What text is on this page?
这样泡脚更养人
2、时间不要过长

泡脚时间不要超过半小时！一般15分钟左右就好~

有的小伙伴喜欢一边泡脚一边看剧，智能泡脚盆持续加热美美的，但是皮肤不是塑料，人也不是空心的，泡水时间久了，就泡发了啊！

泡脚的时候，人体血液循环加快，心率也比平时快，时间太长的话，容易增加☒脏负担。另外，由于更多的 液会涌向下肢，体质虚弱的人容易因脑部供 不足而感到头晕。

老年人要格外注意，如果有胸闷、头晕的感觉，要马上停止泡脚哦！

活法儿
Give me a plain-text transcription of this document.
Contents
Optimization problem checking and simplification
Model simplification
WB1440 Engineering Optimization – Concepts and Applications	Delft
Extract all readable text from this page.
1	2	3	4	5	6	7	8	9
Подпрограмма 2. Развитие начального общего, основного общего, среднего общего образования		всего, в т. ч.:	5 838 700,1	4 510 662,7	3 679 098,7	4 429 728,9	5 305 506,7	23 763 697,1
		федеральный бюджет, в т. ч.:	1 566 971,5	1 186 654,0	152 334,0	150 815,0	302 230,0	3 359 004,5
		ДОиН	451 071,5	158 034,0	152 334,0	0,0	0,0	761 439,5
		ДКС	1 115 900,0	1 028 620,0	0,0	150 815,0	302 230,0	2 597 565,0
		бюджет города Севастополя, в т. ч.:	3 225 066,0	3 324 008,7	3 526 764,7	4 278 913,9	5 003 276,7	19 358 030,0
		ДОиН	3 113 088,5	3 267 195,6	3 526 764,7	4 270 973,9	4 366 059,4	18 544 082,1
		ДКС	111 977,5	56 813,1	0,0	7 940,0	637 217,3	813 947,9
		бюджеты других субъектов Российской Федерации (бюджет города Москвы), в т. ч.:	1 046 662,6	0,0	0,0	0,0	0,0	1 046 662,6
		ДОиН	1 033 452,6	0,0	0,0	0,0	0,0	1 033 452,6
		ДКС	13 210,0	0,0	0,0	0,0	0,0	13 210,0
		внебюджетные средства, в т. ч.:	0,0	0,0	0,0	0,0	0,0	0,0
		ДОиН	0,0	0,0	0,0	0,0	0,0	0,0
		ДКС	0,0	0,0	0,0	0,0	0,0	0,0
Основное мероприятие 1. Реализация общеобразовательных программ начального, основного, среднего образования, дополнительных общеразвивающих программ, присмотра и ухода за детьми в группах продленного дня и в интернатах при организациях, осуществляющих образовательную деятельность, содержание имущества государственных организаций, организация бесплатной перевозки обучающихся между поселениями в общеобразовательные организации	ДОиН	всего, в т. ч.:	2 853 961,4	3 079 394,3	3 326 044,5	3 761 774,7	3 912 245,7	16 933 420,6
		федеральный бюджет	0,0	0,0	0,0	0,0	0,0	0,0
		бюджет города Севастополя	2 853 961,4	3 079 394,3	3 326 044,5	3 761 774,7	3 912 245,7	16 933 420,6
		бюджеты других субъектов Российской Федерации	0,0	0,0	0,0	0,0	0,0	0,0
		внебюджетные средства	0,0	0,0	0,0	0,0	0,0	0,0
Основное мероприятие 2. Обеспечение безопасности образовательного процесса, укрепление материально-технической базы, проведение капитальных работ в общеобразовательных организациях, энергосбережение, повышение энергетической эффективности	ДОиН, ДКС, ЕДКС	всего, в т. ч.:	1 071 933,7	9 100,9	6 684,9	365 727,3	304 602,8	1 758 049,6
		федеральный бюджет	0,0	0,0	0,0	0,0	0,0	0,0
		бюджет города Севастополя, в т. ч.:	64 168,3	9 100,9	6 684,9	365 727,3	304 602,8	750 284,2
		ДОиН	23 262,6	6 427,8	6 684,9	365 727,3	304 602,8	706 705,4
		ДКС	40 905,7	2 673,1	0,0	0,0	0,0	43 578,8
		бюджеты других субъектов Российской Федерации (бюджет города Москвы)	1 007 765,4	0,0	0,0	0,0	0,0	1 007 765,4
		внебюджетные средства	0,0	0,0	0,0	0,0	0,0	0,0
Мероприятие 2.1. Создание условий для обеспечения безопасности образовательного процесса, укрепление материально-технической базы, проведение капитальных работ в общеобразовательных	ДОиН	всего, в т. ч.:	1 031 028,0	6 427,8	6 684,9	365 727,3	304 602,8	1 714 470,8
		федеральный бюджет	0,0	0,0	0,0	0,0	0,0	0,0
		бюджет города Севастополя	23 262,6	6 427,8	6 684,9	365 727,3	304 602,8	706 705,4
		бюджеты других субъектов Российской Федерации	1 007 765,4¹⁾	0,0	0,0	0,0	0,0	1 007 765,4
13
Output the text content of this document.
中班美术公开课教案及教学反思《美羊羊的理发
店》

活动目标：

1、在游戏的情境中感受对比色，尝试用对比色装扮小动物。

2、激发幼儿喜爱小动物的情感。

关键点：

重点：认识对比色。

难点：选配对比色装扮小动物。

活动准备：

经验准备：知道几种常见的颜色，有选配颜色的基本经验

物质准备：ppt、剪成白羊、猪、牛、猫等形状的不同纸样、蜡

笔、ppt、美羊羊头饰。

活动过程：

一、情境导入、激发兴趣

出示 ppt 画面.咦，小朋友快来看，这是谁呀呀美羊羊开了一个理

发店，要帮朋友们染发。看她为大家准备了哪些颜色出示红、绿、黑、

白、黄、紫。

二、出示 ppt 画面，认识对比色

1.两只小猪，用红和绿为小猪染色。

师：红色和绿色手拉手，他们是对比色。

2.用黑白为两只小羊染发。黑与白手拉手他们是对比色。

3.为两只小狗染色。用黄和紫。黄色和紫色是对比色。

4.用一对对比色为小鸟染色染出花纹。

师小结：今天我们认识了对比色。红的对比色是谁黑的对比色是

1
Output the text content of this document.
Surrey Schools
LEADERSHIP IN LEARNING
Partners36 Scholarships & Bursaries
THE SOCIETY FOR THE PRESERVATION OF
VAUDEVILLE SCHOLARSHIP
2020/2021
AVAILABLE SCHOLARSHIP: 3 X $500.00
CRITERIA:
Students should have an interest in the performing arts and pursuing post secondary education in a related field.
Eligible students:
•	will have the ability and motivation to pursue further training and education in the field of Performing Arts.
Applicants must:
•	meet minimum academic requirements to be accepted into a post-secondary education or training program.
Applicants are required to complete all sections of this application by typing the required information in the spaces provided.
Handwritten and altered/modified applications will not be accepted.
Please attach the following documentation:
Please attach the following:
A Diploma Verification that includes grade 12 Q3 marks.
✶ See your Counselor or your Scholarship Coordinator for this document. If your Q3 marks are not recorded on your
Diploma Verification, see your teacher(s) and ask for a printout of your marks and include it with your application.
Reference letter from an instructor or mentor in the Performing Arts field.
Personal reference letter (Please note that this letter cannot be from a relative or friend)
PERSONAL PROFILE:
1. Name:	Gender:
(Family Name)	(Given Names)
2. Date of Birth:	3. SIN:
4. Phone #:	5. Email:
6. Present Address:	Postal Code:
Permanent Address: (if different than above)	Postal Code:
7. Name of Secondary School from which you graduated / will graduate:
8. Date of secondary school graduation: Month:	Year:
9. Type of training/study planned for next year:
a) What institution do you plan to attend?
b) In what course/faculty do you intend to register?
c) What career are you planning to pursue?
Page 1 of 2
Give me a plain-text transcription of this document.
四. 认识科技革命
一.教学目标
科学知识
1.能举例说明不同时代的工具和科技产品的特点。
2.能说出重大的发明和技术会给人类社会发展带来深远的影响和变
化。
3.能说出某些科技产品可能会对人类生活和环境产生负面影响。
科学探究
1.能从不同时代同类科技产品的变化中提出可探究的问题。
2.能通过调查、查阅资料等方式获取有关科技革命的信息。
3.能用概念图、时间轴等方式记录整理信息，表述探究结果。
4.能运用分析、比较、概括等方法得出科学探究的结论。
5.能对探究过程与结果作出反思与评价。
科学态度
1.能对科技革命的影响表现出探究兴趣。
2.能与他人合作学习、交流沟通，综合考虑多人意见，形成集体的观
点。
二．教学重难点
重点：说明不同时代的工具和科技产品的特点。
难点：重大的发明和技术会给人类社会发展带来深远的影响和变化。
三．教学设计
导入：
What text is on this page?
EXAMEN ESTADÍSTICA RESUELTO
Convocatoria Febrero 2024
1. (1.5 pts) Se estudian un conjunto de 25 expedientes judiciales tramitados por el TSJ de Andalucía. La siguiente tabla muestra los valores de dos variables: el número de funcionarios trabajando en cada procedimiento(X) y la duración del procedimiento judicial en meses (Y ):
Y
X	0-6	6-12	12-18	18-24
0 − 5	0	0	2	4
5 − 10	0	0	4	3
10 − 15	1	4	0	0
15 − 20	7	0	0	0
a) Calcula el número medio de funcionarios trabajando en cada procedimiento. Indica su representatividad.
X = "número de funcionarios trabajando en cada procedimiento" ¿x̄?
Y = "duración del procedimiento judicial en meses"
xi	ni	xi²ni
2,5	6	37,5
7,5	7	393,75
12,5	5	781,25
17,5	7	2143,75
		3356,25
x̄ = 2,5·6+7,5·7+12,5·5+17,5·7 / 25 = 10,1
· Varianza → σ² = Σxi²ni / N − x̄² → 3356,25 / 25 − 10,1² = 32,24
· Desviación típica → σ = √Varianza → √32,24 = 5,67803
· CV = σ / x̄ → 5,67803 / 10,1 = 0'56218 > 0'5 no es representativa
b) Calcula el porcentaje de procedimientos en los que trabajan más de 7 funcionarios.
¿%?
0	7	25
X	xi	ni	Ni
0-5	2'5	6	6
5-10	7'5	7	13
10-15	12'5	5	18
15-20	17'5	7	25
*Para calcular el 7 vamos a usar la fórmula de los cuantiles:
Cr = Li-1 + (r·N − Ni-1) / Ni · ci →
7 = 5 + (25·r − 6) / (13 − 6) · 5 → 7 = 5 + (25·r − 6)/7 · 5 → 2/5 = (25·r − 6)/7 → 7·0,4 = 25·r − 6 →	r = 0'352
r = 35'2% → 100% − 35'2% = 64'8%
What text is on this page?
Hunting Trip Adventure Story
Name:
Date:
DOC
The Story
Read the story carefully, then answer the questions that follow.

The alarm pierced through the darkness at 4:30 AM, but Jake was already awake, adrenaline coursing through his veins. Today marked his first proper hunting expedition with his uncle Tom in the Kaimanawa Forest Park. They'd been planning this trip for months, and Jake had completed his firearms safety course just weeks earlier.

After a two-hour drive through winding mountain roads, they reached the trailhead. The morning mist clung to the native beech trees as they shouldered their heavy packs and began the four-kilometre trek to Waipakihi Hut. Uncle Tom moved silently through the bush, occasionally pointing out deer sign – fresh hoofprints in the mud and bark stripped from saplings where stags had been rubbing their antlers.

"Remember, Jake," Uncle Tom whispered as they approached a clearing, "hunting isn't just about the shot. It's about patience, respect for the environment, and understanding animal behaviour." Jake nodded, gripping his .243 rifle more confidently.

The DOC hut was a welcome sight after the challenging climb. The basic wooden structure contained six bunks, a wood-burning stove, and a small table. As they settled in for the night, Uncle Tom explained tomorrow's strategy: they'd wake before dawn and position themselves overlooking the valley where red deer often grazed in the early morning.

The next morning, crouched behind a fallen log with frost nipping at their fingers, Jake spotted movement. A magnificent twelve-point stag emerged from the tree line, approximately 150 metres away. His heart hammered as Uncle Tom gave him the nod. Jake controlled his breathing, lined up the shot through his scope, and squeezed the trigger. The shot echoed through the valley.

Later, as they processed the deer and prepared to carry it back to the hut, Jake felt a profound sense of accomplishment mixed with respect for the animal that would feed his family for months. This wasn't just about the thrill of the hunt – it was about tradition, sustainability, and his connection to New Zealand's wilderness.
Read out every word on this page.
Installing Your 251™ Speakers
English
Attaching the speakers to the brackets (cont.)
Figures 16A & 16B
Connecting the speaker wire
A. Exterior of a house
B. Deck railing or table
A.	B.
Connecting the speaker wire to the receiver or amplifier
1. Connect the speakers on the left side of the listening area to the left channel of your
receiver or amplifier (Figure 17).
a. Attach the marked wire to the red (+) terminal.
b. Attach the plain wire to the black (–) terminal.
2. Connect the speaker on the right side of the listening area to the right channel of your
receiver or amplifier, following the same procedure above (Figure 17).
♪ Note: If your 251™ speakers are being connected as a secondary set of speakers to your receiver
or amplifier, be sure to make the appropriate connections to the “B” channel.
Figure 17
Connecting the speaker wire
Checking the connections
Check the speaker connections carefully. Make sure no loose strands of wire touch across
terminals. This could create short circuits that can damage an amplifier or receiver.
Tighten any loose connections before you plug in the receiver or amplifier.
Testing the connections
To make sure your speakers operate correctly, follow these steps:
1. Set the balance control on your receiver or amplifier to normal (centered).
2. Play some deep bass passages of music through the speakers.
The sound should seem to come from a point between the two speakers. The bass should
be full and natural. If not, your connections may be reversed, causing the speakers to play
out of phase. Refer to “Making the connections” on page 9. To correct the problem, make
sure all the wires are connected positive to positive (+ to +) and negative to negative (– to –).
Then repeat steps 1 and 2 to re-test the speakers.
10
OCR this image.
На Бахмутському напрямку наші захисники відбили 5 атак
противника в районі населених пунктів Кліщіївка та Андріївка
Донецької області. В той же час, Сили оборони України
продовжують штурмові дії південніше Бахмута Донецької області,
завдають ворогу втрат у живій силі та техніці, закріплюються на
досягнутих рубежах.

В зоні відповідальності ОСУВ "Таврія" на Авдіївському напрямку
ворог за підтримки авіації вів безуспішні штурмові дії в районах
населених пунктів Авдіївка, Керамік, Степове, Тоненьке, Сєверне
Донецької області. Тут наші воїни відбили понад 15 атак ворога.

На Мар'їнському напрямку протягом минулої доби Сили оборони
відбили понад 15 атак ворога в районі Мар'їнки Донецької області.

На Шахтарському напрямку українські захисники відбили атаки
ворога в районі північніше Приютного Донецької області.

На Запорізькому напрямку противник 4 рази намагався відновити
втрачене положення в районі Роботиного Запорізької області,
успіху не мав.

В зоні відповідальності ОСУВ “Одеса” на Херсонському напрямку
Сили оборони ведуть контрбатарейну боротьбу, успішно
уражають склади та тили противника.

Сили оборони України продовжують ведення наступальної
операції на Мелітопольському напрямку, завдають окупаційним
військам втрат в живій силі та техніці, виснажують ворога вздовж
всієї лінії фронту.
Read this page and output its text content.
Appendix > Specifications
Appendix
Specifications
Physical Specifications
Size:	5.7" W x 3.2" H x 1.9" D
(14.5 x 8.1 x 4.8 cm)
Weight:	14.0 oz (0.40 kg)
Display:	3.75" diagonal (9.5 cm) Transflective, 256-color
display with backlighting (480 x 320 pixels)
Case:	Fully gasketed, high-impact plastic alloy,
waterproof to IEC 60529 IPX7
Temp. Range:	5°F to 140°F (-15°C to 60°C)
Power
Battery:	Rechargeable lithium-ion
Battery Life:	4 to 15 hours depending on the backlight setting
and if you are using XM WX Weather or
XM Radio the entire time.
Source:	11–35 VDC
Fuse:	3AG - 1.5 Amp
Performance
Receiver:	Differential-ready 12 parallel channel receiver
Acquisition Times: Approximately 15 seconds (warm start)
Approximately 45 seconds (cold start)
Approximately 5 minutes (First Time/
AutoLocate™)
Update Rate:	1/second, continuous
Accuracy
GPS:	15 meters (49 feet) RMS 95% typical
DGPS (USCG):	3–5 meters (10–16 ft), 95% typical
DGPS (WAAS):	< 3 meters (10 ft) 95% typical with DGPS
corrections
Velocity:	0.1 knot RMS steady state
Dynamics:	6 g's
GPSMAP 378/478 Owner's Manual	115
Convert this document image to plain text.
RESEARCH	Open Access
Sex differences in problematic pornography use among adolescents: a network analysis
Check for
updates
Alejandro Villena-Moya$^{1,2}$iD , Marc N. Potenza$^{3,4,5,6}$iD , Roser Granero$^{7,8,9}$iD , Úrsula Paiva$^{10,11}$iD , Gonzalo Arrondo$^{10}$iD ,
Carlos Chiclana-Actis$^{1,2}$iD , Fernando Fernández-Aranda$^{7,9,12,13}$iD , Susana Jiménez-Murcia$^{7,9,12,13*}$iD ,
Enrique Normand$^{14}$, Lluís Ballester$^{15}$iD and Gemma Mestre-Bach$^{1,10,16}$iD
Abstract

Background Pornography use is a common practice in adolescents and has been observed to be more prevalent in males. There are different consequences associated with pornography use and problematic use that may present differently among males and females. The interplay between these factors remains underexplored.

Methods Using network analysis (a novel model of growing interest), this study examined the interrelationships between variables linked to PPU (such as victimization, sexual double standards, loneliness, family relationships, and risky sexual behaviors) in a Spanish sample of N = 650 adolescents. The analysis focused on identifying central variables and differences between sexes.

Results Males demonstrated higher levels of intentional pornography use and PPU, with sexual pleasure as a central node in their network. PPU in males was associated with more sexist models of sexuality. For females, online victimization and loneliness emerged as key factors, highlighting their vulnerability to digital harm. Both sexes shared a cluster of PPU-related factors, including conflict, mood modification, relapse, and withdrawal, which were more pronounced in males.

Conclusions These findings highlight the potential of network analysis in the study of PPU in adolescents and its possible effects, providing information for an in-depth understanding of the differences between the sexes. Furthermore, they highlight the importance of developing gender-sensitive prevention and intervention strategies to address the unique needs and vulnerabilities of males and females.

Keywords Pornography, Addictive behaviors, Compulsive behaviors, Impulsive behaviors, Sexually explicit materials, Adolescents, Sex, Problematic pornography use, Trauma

■ Exercise description: Say the number of lines in the listing that hold "victimization", with no added words.

■ Answer to the task: 2